● TEXTE RETENU:
"""

SpaceX a affirmé jeudi que ses tentatives pour récupérer les débris de son vaisseau Starship, qui a explosé lors d’un essai la semaine dernière au Texas, ont été perturbées, notamment au sud de la frontière, au Mexique. L’entreprise d’Elon Musk a appelé les autorités mexicaines à coopérer davantage, alors que le président Andrés Manuel López Obrador a récemment évoqué une possible action en justice contre la société américaine.
Le 19 juin, le prototype géant de Starship, conçu pour des vols vers la Lune et Mars, a été réduit en miettes dans une boule de feu impressionnante lors d’un test au-dessus du Texas, près de la frontière mexicaine. Des morceaux du vaisseau ont été projetés jusque dans le fleuve Rio Grande et sur le territoire mexicain, selon des images diffusées par Reuters.
Dans un communiqué, SpaceX a expliqué que ses équipes avaient été empêchées d’accéder à certains sites où se trouvent des fragments critiques de l’appareil. L’entreprise précise avoir officiellement sollicité la coopération des autorités mexicaines pour sécuriser les lieux et procéder à des opérations de récupération sécurisée, soulignant l’importance de ces débris pour l’enquête en cours sur l’« anomalie majeure » ayant conduit à l’explosion.
La situation prend une tournure diplomatique, alors que le président mexicain a déclaré publiquement que son gouvernement pourrait poursuivre SpaceX pour les retombées de l’accident, évoquant d’éventuels dommages environnementaux dans la région frontalière. Cette déclaration a provoqué une certaine tension entre les deux parties.

"""

● ENREGISTREMENTS FOURNIS:
"""

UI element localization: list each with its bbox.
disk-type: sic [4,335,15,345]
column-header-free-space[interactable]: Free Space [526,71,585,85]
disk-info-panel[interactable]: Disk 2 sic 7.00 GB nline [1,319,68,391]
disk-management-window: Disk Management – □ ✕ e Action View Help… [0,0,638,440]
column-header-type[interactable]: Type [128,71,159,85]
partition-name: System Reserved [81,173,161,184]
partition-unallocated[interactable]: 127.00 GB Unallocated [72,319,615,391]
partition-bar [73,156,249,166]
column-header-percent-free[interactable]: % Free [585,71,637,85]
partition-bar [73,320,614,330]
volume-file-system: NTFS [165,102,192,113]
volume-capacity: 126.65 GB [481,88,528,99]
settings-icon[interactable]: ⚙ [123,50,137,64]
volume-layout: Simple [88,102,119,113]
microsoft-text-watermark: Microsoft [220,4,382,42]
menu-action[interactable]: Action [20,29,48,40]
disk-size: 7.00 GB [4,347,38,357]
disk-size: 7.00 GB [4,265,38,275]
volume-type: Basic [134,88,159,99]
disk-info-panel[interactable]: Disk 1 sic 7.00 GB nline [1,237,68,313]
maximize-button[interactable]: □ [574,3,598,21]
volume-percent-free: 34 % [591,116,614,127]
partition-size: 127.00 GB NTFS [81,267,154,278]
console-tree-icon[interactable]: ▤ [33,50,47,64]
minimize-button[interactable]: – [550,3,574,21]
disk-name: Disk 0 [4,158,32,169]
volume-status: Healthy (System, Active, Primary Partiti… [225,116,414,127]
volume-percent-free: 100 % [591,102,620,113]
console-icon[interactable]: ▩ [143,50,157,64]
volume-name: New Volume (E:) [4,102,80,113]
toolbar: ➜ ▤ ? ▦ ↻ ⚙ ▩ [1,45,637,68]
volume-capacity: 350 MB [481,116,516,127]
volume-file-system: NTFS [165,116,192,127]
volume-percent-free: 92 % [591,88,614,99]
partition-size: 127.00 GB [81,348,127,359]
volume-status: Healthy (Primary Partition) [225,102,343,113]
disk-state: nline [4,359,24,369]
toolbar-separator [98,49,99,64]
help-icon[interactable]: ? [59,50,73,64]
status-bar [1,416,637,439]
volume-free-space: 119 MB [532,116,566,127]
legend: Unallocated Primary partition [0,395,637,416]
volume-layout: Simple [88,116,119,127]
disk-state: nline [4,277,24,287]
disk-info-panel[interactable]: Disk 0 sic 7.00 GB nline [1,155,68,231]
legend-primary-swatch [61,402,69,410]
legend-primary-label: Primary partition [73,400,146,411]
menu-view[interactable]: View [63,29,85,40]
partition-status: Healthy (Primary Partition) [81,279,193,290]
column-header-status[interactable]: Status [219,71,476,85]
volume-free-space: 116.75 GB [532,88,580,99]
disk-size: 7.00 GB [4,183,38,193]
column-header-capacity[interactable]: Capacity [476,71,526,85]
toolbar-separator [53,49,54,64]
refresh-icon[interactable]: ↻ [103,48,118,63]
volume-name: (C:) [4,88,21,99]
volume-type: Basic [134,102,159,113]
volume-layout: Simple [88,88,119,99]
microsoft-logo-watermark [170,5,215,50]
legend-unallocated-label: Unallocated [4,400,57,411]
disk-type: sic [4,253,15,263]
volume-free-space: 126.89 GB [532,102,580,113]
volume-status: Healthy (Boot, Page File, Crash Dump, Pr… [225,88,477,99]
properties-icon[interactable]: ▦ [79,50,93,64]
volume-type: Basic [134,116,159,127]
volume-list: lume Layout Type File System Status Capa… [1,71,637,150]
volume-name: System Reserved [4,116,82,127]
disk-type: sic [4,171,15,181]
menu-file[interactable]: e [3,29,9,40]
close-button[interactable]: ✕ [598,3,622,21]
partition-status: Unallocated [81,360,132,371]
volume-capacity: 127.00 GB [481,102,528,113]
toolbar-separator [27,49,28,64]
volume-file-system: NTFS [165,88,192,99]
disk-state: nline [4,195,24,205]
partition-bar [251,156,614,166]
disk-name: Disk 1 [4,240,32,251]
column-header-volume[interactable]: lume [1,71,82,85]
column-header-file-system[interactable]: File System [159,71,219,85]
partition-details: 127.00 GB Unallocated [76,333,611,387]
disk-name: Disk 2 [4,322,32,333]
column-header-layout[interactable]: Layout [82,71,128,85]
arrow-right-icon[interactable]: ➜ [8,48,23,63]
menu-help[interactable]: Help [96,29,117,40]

"""

● À FAIRE:
• 1. D'après l'article sur l'explosion du Starship, à quelle date le prototype a-t-il été détruit lors du test ?
• 2. Recopiez le passage de l'article sur l'explosion du Starship qui va de "Le 19 juin, le" jusqu'à "diffusées par Reuters.".
Vous n'avez pas besoin des enregistrements pour ce travail.

● RÉSULTATS DE L'EXERCICE:
• 1. Le 19 juin.

• 2.
Le 19 juin, le prototype géant de Starship, conçu pour des vols vers la Lune et Mars, a été réduit en miettes dans une boule de feu impressionnante lors d’un test au-dessus du Texas, près de la frontière mexicaine. Des morceaux du vaisseau ont été projetés jusque dans le fleuve Rio Grande et sur le territoire mexicain, selon des images diffusées par Reuters.